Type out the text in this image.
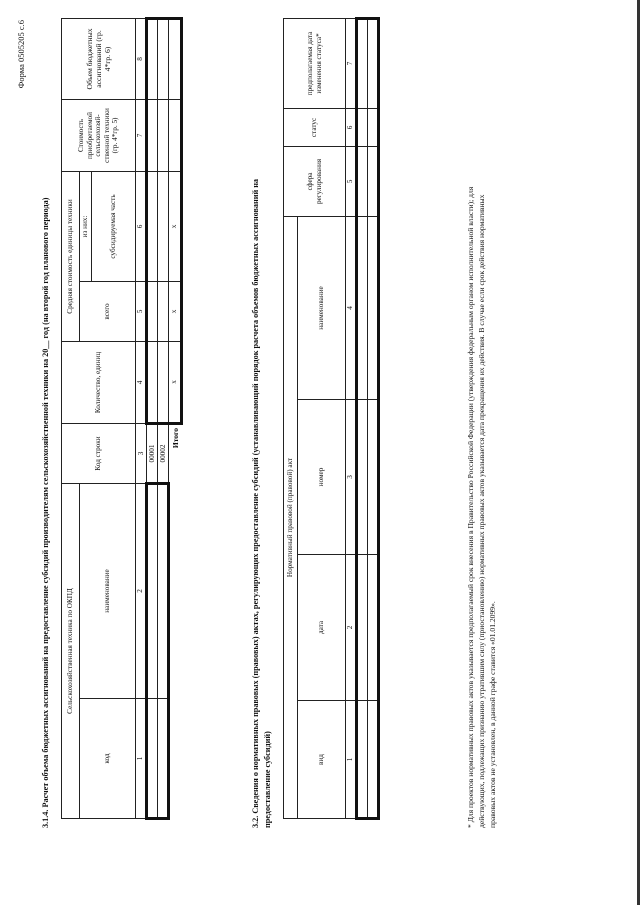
Форма 0505205 с.6
3.1.4. Расчет объема бюджетных ассигнований на предоставление субсидий производителям сельскохозяйственной техники на 20__ год (на второй год планового периода) Сельскохозяйственная техника по ОКПД		Код строки	Количество, единиц	Средняя стоимость единицы техники		Стоимость приобретаемой сельскохозяй-ственной техники (гр. 4*гр. 5)	Объем бюджетных ассигнований (гр. 4*гр. 6)
код	наименование			всего	из них:		
					субсидируемая часть		
1	2	3	4	5	6	7	8
		00001					
		00002					
Итого			x	x	x			3.2. Сведения о нормативных правовых (правовых) актах, регулирующих предоставление субсидий (устанавливающий порядок расчета объемов бюджетных ассигнований на предоставление субсидий)
Нормативный правовой (правовой) акт				сфера регулирования	статус	предполагаемая дата изменения статуса*
вид	дата	номер	наименование			
1	2	3	4	5	6	7

* Для проектов нормативных правовых актов указывается предполагаемый срок внесения в Правительство Российской Федерации (утверждения федеральным органом исполнительной власти); для действующих, подлежащих признанию утратившим силу (приостановлению) нормативных правовых актов указывается дата прекращения их действия. В случае если срок действия нормативных правовых актов не установлен, в данной графе ставится «01.01.2099».
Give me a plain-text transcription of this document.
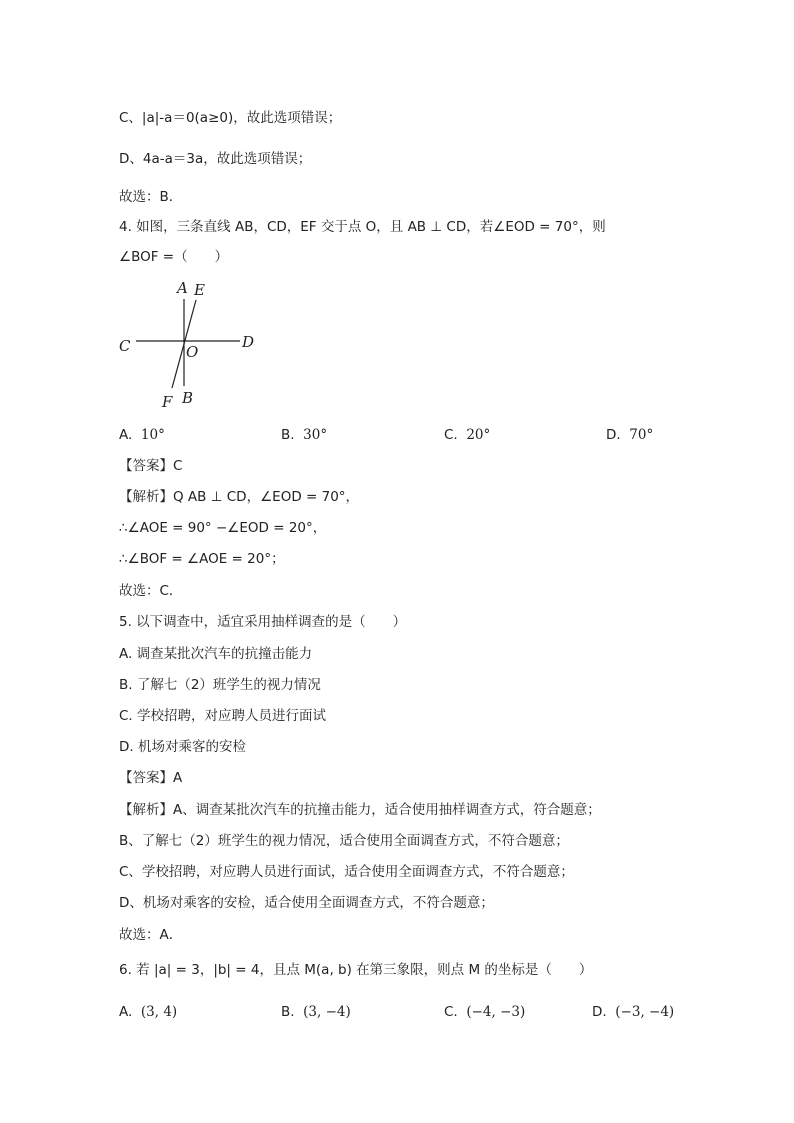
C、|a|-a＝0(a≥0)，故此选项错误；
D、4a-a＝3a，故此选项错误；
故选：B．
4. 如图，三条直线 AB，CD，EF 交于点 O，且 AB ⊥ CD，若∠EOD = 70°，则
∠BOF =（　　）
A E
C	O
D
F B
A. 10°	B. 30°	C. 20°	D. 70°
【答案】C
【解析】Q AB ⊥ CD，∠EOD = 70°，
∴∠AOE = 90° −∠EOD = 20°，
∴∠BOF = ∠AOE = 20°；
故选：C．
5. 以下调查中，适宜采用抽样调查的是（　　）
A. 调查某批次汽车的抗撞击能力
B. 了解七（2）班学生的视力情况
C. 学校招聘，对应聘人员进行面试
D. 机场对乘客的安检
【答案】A
【解析】A、调查某批次汽车的抗撞击能力，适合使用抽样调查方式，符合题意；
B、了解七（2）班学生的视力情况，适合使用全面调查方式，不符合题意；
C、学校招聘，对应聘人员进行面试，适合使用全面调查方式，不符合题意；
D、机场对乘客的安检，适合使用全面调查方式，不符合题意；
故选：A．
6. 若 |a| = 3，|b| = 4，且点 M(a, b) 在第三象限，则点 M 的坐标是（　　）
A. (3, 4)	B. (3, −4)	C. (−4, −3)	D. (−3, −4)
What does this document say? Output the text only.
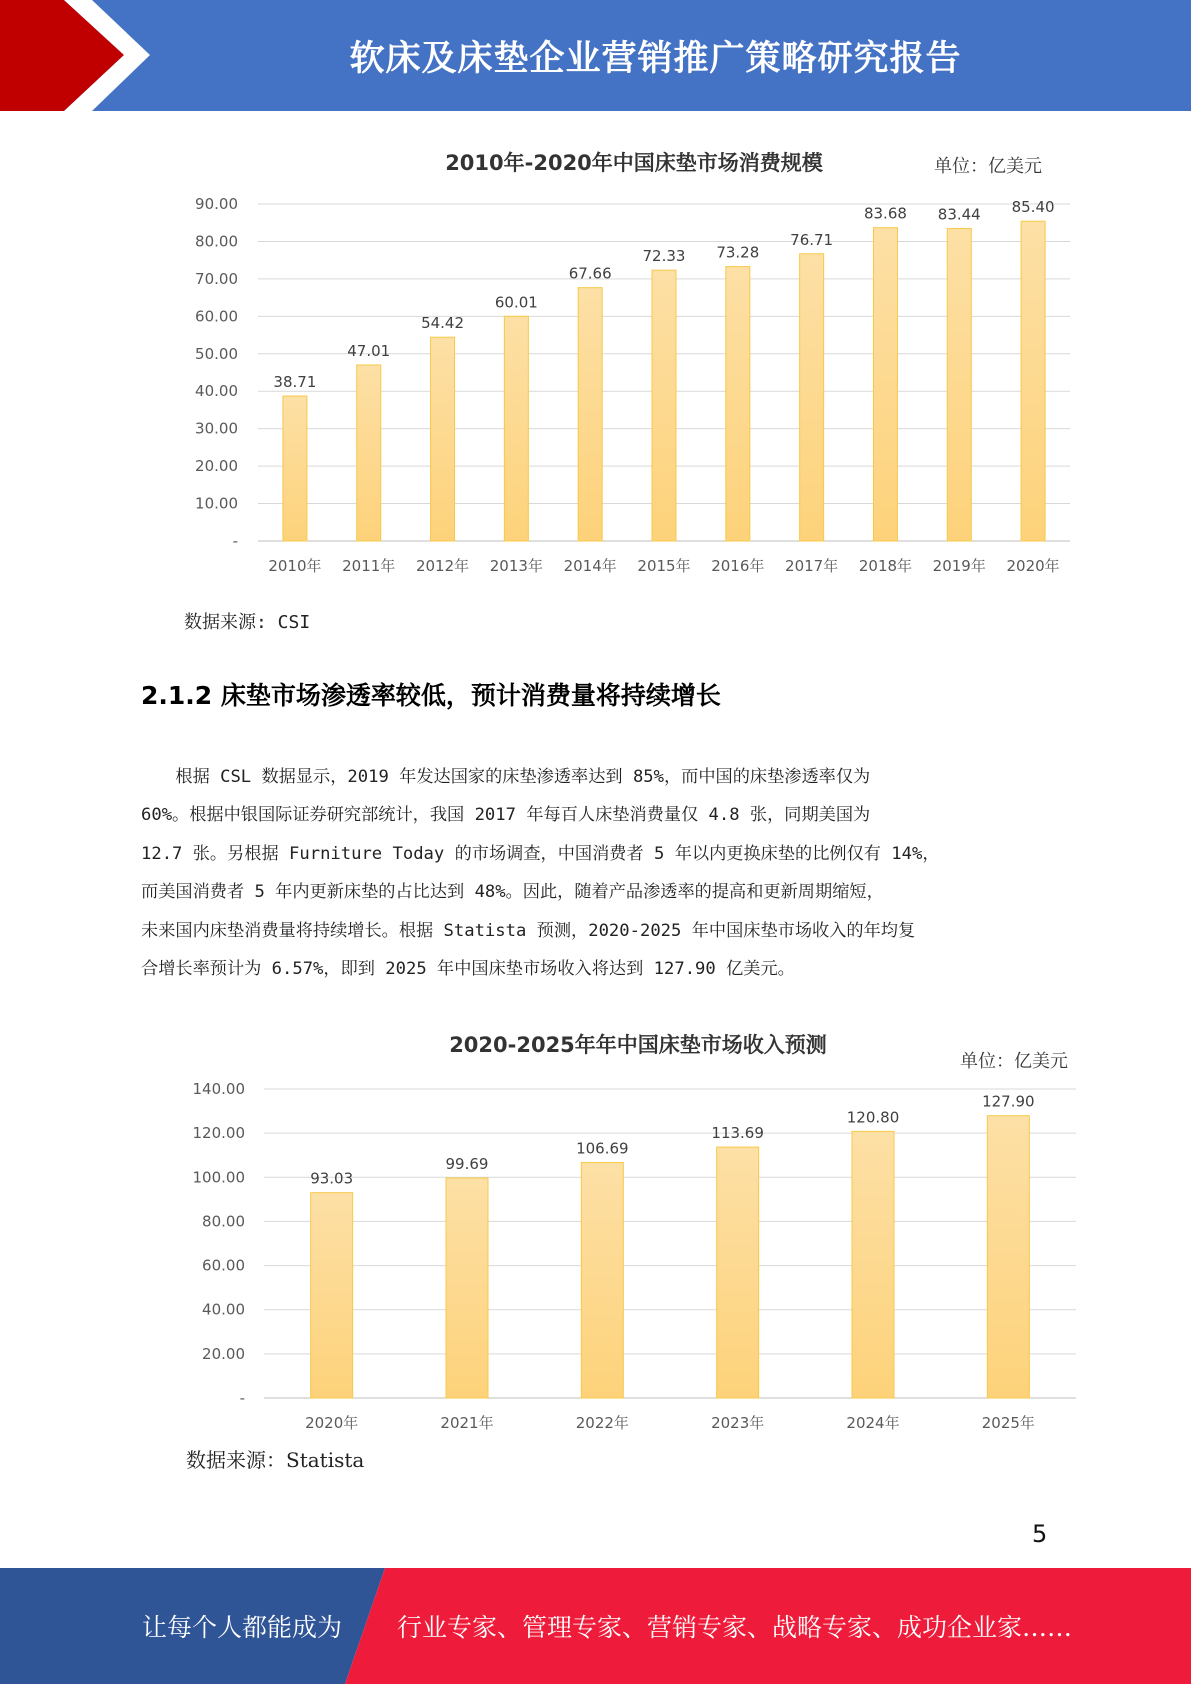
软床及床垫企业营销推广策略研究报告
2010年-2020年中国床垫市场消费规模	单位：亿美元
-
10.00
20.00
30.00
40.00
50.00
60.00
70.00
80.00
90.00
38.71
47.01
54.42
60.01
67.66
72.33 73.28
76.71
83.68 83.44 85.40
2010年 2011年 2012年 2013年 2014年 2015年 2016年 2017年 2018年 2019年 2020年
数据来源: CSI
2.1.2 床垫市场渗透率较低，预计消费量将持续增长
　　根据 CSL 数据显示，2019 年发达国家的床垫渗透率达到 85%，而中国的床垫渗透率仅为
60%。根据中银国际证券研究部统计，我国 2017 年每百人床垫消费量仅 4.8 张，同期美国为
12.7 张。另根据 Furniture Today 的市场调查，中国消费者 5 年以内更换床垫的比例仅有 14%，
而美国消费者 5 年内更新床垫的占比达到 48%。因此，随着产品渗透率的提高和更新周期缩短，
未来国内床垫消费量将持续增长。根据 Statista 预测，2020-2025 年中国床垫市场收入的年均复
合增长率预计为 6.57%，即到 2025 年中国床垫市场收入将达到 127.90 亿美元。
2020-2025年年中国床垫市场收入预测
单位：亿美元
-
20.00
40.00
60.00
80.00
100.00
120.00
140.00
93.03
99.69
106.69
113.69
120.80
127.90
2020年	2021年	2022年	2023年	2024年	2025年
数据来源：Statista
5
让每个人都能成为 行业专家、管理专家、营销专家、战略专家、成功企业家……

☆ ☆ ☆ ☆ ☆

▶ _Challenge_
Print all of the entries word for word. Omit the pictures they contain.

▶ _Reply to the task_
Type out the text in this image.
Форма 0505205 с.6
3.1.4. Расчет объема бюджетных ассигнований на предоставление субсидий производителям сельскохозяйственной техники на 20__ год (на второй год планового периода) Сельскохозяйственная техника по ОКПД		Код строки	Количество, единиц	Средняя стоимость единицы техники		Стоимость приобретаемой сельскохозяй-ственной техники (гр. 4*гр. 5)	Объем бюджетных ассигнований (гр. 4*гр. 6)
код	наименование			всего	из них:		
					субсидируемая часть		
1	2	3	4	5	6	7	8
		00001					
		00002					
Итого			x	x	x			3.2. Сведения о нормативных правовых (правовых) актах, регулирующих предоставление субсидий (устанавливающий порядок расчета объемов бюджетных ассигнований на предоставление субсидий)
Нормативный правовой (правовой) акт				сфера регулирования	статус	предполагаемая дата изменения статуса*
вид	дата	номер	наименование			
1	2	3	4	5	6	7

* Для проектов нормативных правовых актов указывается предполагаемый срок внесения в Правительство Российской Федерации (утверждения федеральным органом исполнительной власти); для действующих, подлежащих признанию утратившим силу (приостановлению) нормативных правовых актов указывается дата прекращения их действия. В случае если срок действия нормативных правовых актов не установлен, в данной графе ставится «01.01.2099».
Give me a plain-text transcription of this document.
C、|a|-a＝0(a≥0)，故此选项错误；
D、4a-a＝3a，故此选项错误；
故选：B．
4. 如图，三条直线 AB，CD，EF 交于点 O，且 AB ⊥ CD，若∠EOD = 70°，则
∠BOF =（　　）
A E
C	O
D
F B
A. 10°	B. 30°	C. 20°	D. 70°
【答案】C
【解析】Q AB ⊥ CD，∠EOD = 70°，
∴∠AOE = 90° −∠EOD = 20°，
∴∠BOF = ∠AOE = 20°；
故选：C．
5. 以下调查中，适宜采用抽样调查的是（　　）
A. 调查某批次汽车的抗撞击能力
B. 了解七（2）班学生的视力情况
C. 学校招聘，对应聘人员进行面试
D. 机场对乘客的安检
【答案】A
【解析】A、调查某批次汽车的抗撞击能力，适合使用抽样调查方式，符合题意；
B、了解七（2）班学生的视力情况，适合使用全面调查方式，不符合题意；
C、学校招聘，对应聘人员进行面试，适合使用全面调查方式，不符合题意；
D、机场对乘客的安检，适合使用全面调查方式，不符合题意；
故选：A．
6. 若 |a| = 3，|b| = 4，且点 M(a, b) 在第三象限，则点 M 的坐标是（　　）
A. (3, 4)	B. (3, −4)	C. (−4, −3)	D. (−3, −4)
What does this document say? Output the text only.
软床及床垫企业营销推广策略研究报告
2010年-2020年中国床垫市场消费规模	单位：亿美元
-
10.00
20.00
30.00
40.00
50.00
60.00
70.00
80.00
90.00
38.71
47.01
54.42
60.01
67.66
72.33 73.28
76.71
83.68 83.44 85.40
2010年 2011年 2012年 2013年 2014年 2015年 2016年 2017年 2018年 2019年 2020年
数据来源: CSI
2.1.2 床垫市场渗透率较低，预计消费量将持续增长
　　根据 CSL 数据显示，2019 年发达国家的床垫渗透率达到 85%，而中国的床垫渗透率仅为
60%。根据中银国际证券研究部统计，我国 2017 年每百人床垫消费量仅 4.8 张，同期美国为
12.7 张。另根据 Furniture Today 的市场调查，中国消费者 5 年以内更换床垫的比例仅有 14%，
而美国消费者 5 年内更新床垫的占比达到 48%。因此，随着产品渗透率的提高和更新周期缩短，
未来国内床垫消费量将持续增长。根据 Statista 预测，2020-2025 年中国床垫市场收入的年均复
合增长率预计为 6.57%，即到 2025 年中国床垫市场收入将达到 127.90 亿美元。
2020-2025年年中国床垫市场收入预测
单位：亿美元
-
20.00
40.00
60.00
80.00
100.00
120.00
140.00
93.03
99.69
106.69
113.69
120.80
127.90
2020年	2021年	2022年	2023年	2024年	2025年
数据来源：Statista
5
让每个人都能成为 行业专家、管理专家、营销专家、战略专家、成功企业家……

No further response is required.